• _PROBLEM DESCRIPTION_
Repeat the lines below word for word, leaving out the pictures.

### INFORMATION GIVEN

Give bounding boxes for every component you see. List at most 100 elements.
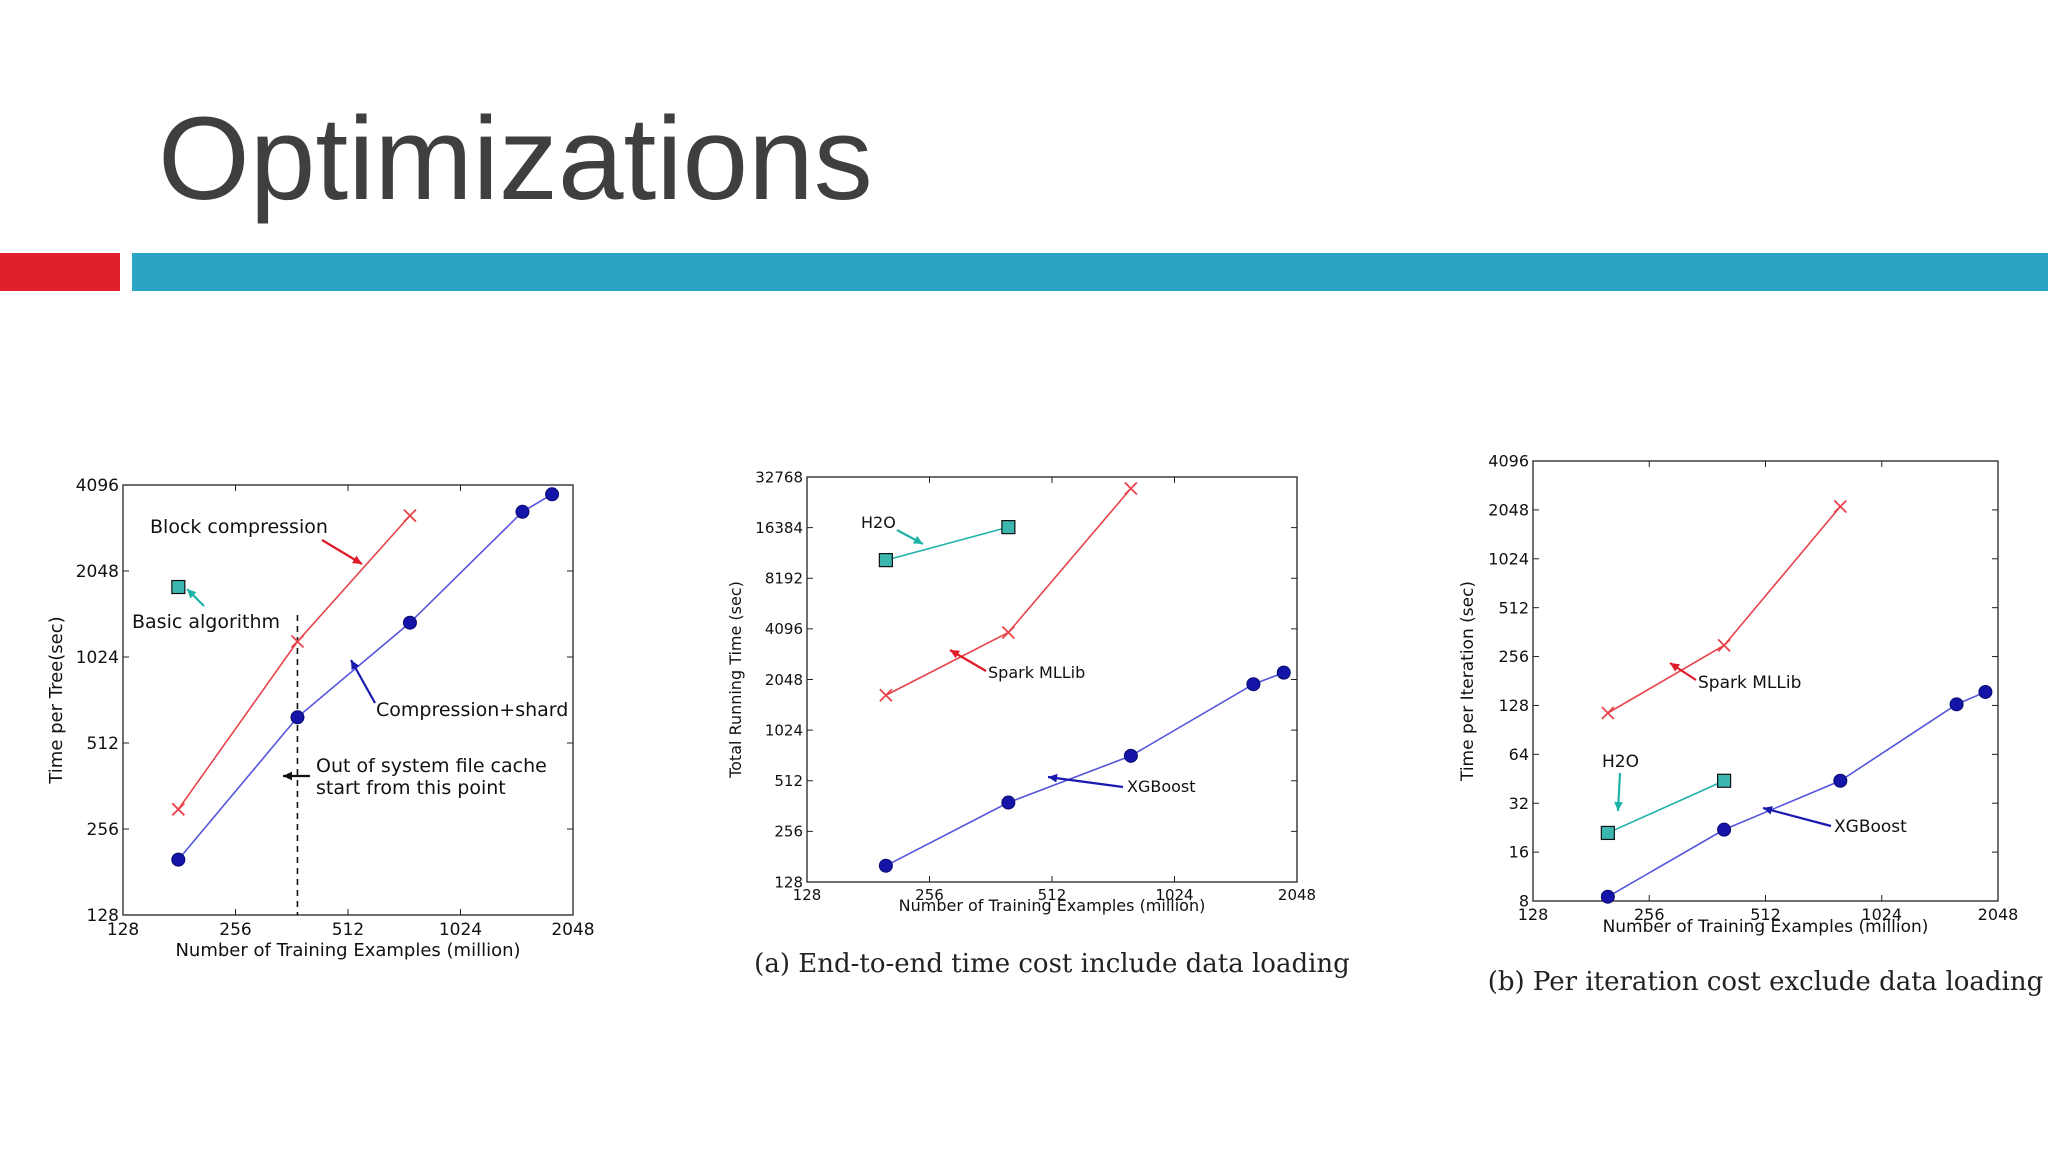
chart-caption: (a) End-to-end time cost include data lo…: [754, 949, 1350, 979]
data-point-block-compression: [171, 802, 185, 816]
annotation-arrowhead: [1763, 806, 1773, 815]
data-point-h2o: [1716, 773, 1732, 788]
chart-caption: (b) Per iteration cost exclude data load…: [1488, 967, 2044, 997]
x-axis-label: Number of Training Examples (million): [1603, 917, 1929, 937]
annotation-label: XGBoost: [1834, 817, 1907, 837]
data-point-block-compression: [403, 508, 417, 523]
chart-time-per-tree: 128 256 512 1024 2048 128 256 512 1024 2048 4096 Nu…: [46, 476, 595, 961]
data-point-h2o: [1001, 520, 1016, 535]
series-block-compression: [171, 508, 417, 816]
accent-bar-red: [0, 253, 120, 291]
series-spark-mllib: [1601, 499, 1847, 720]
data-point-compression-shard: [290, 710, 305, 725]
annotation-arrowhead: [187, 589, 197, 599]
y-tick-label: 512: [1498, 598, 1529, 617]
x-tick-label: 256: [1634, 905, 1665, 924]
y-axis-label: Total Running Time (sec): [726, 581, 745, 779]
data-point-spark-mllib: [879, 688, 893, 702]
data-point-xgboost: [1001, 795, 1016, 810]
plot-frame: [806, 476, 1298, 883]
annotation-label: Basic algorithm: [132, 611, 280, 633]
series-line: [1607, 780, 1725, 834]
y-tick-label: 32: [1509, 794, 1529, 813]
y-axis-label: Time per Iteration (sec): [1458, 581, 1478, 782]
y-tick-label: 8: [1519, 892, 1529, 911]
data-point-xgboost: [1949, 697, 1964, 712]
annotation-arrow: [1762, 806, 1832, 828]
annotation-arrowhead: [283, 771, 293, 781]
annotation-arrow: [1047, 775, 1124, 789]
x-tick-label: 512: [332, 920, 364, 940]
data-point-xgboost: [1978, 684, 1993, 699]
annotation-label: H2O: [1602, 752, 1639, 772]
y-tick-label: 1024: [765, 721, 803, 739]
x-tick-label: 512: [1038, 886, 1067, 904]
annotation-label: Block compression: [150, 516, 328, 538]
slide-title: Optimizations: [158, 93, 873, 225]
series-spark-mllib: [879, 481, 1138, 702]
annotation-label: Spark MLLib: [1698, 673, 1801, 693]
accent-bar-blue: [132, 253, 2048, 291]
y-axis-label: Time per Tree(sec): [46, 616, 67, 784]
y-tick-label: 256: [1498, 647, 1529, 666]
data-point-spark-mllib: [1717, 638, 1731, 653]
data-point-compression-shard: [171, 852, 186, 867]
data-point-xgboost: [1600, 889, 1615, 904]
y-tick-label: 2048: [76, 562, 119, 582]
y-tick-label: 16384: [755, 519, 803, 537]
annotation-label: H2O: [861, 513, 896, 532]
series-compression-shard: [171, 487, 560, 867]
y-tick-label: 2048: [765, 671, 803, 689]
data-point-spark-mllib: [1833, 499, 1847, 514]
y-tick-label: 1024: [1488, 549, 1529, 568]
annotation-label: Out of system file cache: [316, 755, 547, 777]
data-point-xgboost: [1833, 773, 1848, 788]
data-point-xgboost: [1717, 822, 1732, 837]
x-tick-label: 1024: [439, 920, 482, 940]
x-tick-label: 128: [793, 886, 822, 904]
y-tick-label: 128: [774, 873, 803, 891]
x-tick-label: 2048: [1978, 905, 2019, 924]
y-tick-label: 512: [87, 734, 119, 754]
series-xgboost: [1600, 684, 1993, 904]
data-point-xgboost: [1276, 665, 1291, 680]
data-point-xgboost: [1123, 748, 1138, 763]
y-tick-label: 256: [774, 823, 803, 841]
x-axis-label: Number of Training Examples (million): [175, 940, 520, 961]
data-point-h2o: [878, 553, 893, 568]
series-line: [885, 526, 1009, 561]
series-xgboost: [878, 665, 1291, 873]
y-tick-label: 128: [87, 906, 119, 926]
annotation-arrowhead: [1048, 773, 1058, 783]
x-tick-label: 128: [107, 920, 139, 940]
y-tick-label: 1024: [76, 648, 119, 668]
data-point-compression-shard: [545, 487, 560, 502]
data-point-basic-algorithm: [171, 579, 186, 595]
annotation-arrowhead: [950, 650, 960, 659]
annotation-arrowhead: [913, 535, 923, 544]
y-tick-label: 8192: [765, 570, 803, 588]
annotation-label: XGBoost: [1127, 777, 1196, 796]
annotation-arrowhead: [1670, 663, 1680, 672]
annotation-label: Compression+shard: [376, 699, 568, 721]
series-h2o: [878, 520, 1016, 568]
annotation-arrowhead: [1614, 801, 1623, 811]
x-tick-label: 2048: [1278, 886, 1316, 904]
data-point-compression-shard: [402, 615, 417, 630]
y-tick-label: 32768: [755, 468, 803, 486]
series-basic-algorithm: [171, 579, 186, 595]
y-tick-label: 512: [774, 772, 803, 790]
chart-end-to-end-time: 128 256 512 1024 2048 128 256 512 1024 2048 4096 81…: [726, 468, 1350, 979]
series-h2o: [1600, 773, 1732, 841]
x-axis-label: Number of Training Examples (million): [899, 896, 1206, 915]
y-tick-label: 4096: [765, 620, 803, 638]
data-point-xgboost: [1246, 677, 1261, 692]
data-point-spark-mllib: [1601, 706, 1615, 720]
y-tick-label: 128: [1498, 696, 1529, 715]
data-point-block-compression: [290, 634, 305, 649]
annotation-label: Spark MLLib: [988, 663, 1085, 682]
data-point-h2o: [1600, 825, 1615, 841]
x-tick-label: 2048: [551, 920, 594, 940]
data-point-compression-shard: [515, 504, 530, 519]
y-tick-label: 2048: [1488, 500, 1529, 519]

######

• _RIGHT ANSWER_
Give bounding boxes for every component you see. List at most 100 elements.
chart-caption: (a) End-to-end time cost include data lo…: [754, 949, 1350, 979]
data-point-block-compression: [171, 802, 185, 816]
annotation-arrowhead: [1763, 806, 1773, 815]
data-point-h2o: [1716, 773, 1732, 788]
chart-caption: (b) Per iteration cost exclude data load…: [1488, 967, 2044, 997]
x-axis-label: Number of Training Examples (million): [1603, 917, 1929, 937]
annotation-label: XGBoost: [1834, 817, 1907, 837]
data-point-block-compression: [403, 508, 417, 523]
chart-time-per-tree: 128 256 512 1024 2048 128 256 512 1024 2048 4096 Nu…: [46, 476, 595, 961]
data-point-h2o: [1001, 520, 1016, 535]
series-block-compression: [171, 508, 417, 816]
accent-bar-red: [0, 253, 120, 291]
series-spark-mllib: [1601, 499, 1847, 720]
data-point-compression-shard: [290, 710, 305, 725]
annotation-arrowhead: [187, 589, 197, 599]
y-tick-label: 512: [1498, 598, 1529, 617]
x-tick-label: 256: [1634, 905, 1665, 924]
y-axis-label: Total Running Time (sec): [726, 581, 745, 779]
data-point-spark-mllib: [879, 688, 893, 702]
data-point-xgboost: [1001, 795, 1016, 810]
plot-frame: [806, 476, 1298, 883]
annotation-label: Basic algorithm: [132, 611, 280, 633]
series-line: [1607, 780, 1725, 834]
y-tick-label: 32: [1509, 794, 1529, 813]
y-axis-label: Time per Iteration (sec): [1458, 581, 1478, 782]
y-tick-label: 8: [1519, 892, 1529, 911]
data-point-xgboost: [1949, 697, 1964, 712]
annotation-arrow: [1762, 806, 1832, 828]
annotation-arrowhead: [283, 771, 293, 781]
annotation-arrow: [1047, 775, 1124, 789]
x-tick-label: 512: [332, 920, 364, 940]
data-point-xgboost: [1978, 684, 1993, 699]
annotation-label: H2O: [1602, 752, 1639, 772]
y-tick-label: 1024: [765, 721, 803, 739]
x-tick-label: 512: [1038, 886, 1067, 904]
annotation-label: Block compression: [150, 516, 328, 538]
slide-title: Optimizations: [158, 93, 873, 225]
series-spark-mllib: [879, 481, 1138, 702]
annotation-label: Spark MLLib: [1698, 673, 1801, 693]
accent-bar-blue: [132, 253, 2048, 291]
y-axis-label: Time per Tree(sec): [46, 616, 67, 784]
y-tick-label: 256: [1498, 647, 1529, 666]
data-point-spark-mllib: [1717, 638, 1731, 653]
data-point-compression-shard: [171, 852, 186, 867]
data-point-xgboost: [1600, 889, 1615, 904]
y-tick-label: 2048: [76, 562, 119, 582]
y-tick-label: 16384: [755, 519, 803, 537]
annotation-label: H2O: [861, 513, 896, 532]
series-compression-shard: [171, 487, 560, 867]
y-tick-label: 2048: [765, 671, 803, 689]
data-point-spark-mllib: [1833, 499, 1847, 514]
y-tick-label: 1024: [1488, 549, 1529, 568]
annotation-label: Out of system file cache: [316, 755, 547, 777]
data-point-xgboost: [1833, 773, 1848, 788]
data-point-xgboost: [1717, 822, 1732, 837]
x-tick-label: 1024: [439, 920, 482, 940]
x-tick-label: 128: [793, 886, 822, 904]
y-tick-label: 128: [774, 873, 803, 891]
x-tick-label: 2048: [1978, 905, 2019, 924]
y-tick-label: 512: [87, 734, 119, 754]
series-xgboost: [1600, 684, 1993, 904]
data-point-xgboost: [1276, 665, 1291, 680]
data-point-xgboost: [1123, 748, 1138, 763]
y-tick-label: 256: [774, 823, 803, 841]
x-axis-label: Number of Training Examples (million): [175, 940, 520, 961]
data-point-h2o: [878, 553, 893, 568]
series-line: [885, 526, 1009, 561]
series-xgboost: [878, 665, 1291, 873]
y-tick-label: 128: [87, 906, 119, 926]
annotation-arrowhead: [1048, 773, 1058, 783]
x-tick-label: 128: [107, 920, 139, 940]
y-tick-label: 1024: [76, 648, 119, 668]
data-point-compression-shard: [545, 487, 560, 502]
data-point-basic-algorithm: [171, 579, 186, 595]
annotation-arrowhead: [950, 650, 960, 659]
annotation-arrowhead: [913, 535, 923, 544]
y-tick-label: 8192: [765, 570, 803, 588]
annotation-label: XGBoost: [1127, 777, 1196, 796]
annotation-arrowhead: [1670, 663, 1680, 672]
annotation-label: Compression+shard: [376, 699, 568, 721]
series-h2o: [878, 520, 1016, 568]
annotation-arrowhead: [1614, 801, 1623, 811]
x-tick-label: 2048: [1278, 886, 1316, 904]
data-point-compression-shard: [402, 615, 417, 630]
y-tick-label: 32768: [755, 468, 803, 486]
series-basic-algorithm: [171, 579, 186, 595]
y-tick-label: 512: [774, 772, 803, 790]
chart-end-to-end-time: 128 256 512 1024 2048 128 256 512 1024 2048 4096 81…: [726, 468, 1350, 979]
series-h2o: [1600, 773, 1732, 841]
x-axis-label: Number of Training Examples (million): [899, 896, 1206, 915]
y-tick-label: 4096: [765, 620, 803, 638]
data-point-xgboost: [1246, 677, 1261, 692]
data-point-spark-mllib: [1601, 706, 1615, 720]
y-tick-label: 128: [1498, 696, 1529, 715]
data-point-block-compression: [290, 634, 305, 649]
annotation-label: Spark MLLib: [988, 663, 1085, 682]
data-point-h2o: [1600, 825, 1615, 841]
x-tick-label: 2048: [551, 920, 594, 940]
data-point-compression-shard: [515, 504, 530, 519]
y-tick-label: 2048: [1488, 500, 1529, 519]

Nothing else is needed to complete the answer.